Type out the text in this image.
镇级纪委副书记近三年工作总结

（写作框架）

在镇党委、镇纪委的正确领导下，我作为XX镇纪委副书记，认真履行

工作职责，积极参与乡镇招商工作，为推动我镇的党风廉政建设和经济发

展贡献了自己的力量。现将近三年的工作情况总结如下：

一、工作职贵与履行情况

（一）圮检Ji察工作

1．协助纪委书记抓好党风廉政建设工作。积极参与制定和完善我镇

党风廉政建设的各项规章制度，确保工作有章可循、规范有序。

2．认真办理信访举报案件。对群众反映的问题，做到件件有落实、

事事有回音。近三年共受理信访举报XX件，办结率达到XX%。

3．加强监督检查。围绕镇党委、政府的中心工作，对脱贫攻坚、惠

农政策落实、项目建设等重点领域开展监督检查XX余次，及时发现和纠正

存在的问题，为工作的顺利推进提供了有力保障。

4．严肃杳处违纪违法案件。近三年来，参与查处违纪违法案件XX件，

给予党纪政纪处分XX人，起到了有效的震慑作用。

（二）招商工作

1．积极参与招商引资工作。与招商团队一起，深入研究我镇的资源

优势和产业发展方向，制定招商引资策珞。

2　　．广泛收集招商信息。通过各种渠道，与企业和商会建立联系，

^^^^^^^^^^^^^^^^

> _WHAT NEEDS TO BE DONE_:
Return all of the entries exactly as they were supplied.

> _RESULT FOR THIS TASK_:
Type out the text in this image.
镇级纪委副书记近三年工作总结

（写作框架）

在镇党委、镇纪委的正确领导下，我作为XX镇纪委副书记，认真履行

工作职责，积极参与乡镇招商工作，为推动我镇的党风廉政建设和经济发

展贡献了自己的力量。现将近三年的工作情况总结如下：

一、工作职贵与履行情况

（一）圮检Ji察工作

1．协助纪委书记抓好党风廉政建设工作。积极参与制定和完善我镇

党风廉政建设的各项规章制度，确保工作有章可循、规范有序。

2．认真办理信访举报案件。对群众反映的问题，做到件件有落实、

事事有回音。近三年共受理信访举报XX件，办结率达到XX%。

3．加强监督检查。围绕镇党委、政府的中心工作，对脱贫攻坚、惠

农政策落实、项目建设等重点领域开展监督检查XX余次，及时发现和纠正

存在的问题，为工作的顺利推进提供了有力保障。

4．严肃杳处违纪违法案件。近三年来，参与查处违纪违法案件XX件，

给予党纪政纪处分XX人，起到了有效的震慑作用。

（二）招商工作

1．积极参与招商引资工作。与招商团队一起，深入研究我镇的资源

优势和产业发展方向，制定招商引资策珞。

2　　．广泛收集招商信息。通过各种渠道，与企业和商会建立联系，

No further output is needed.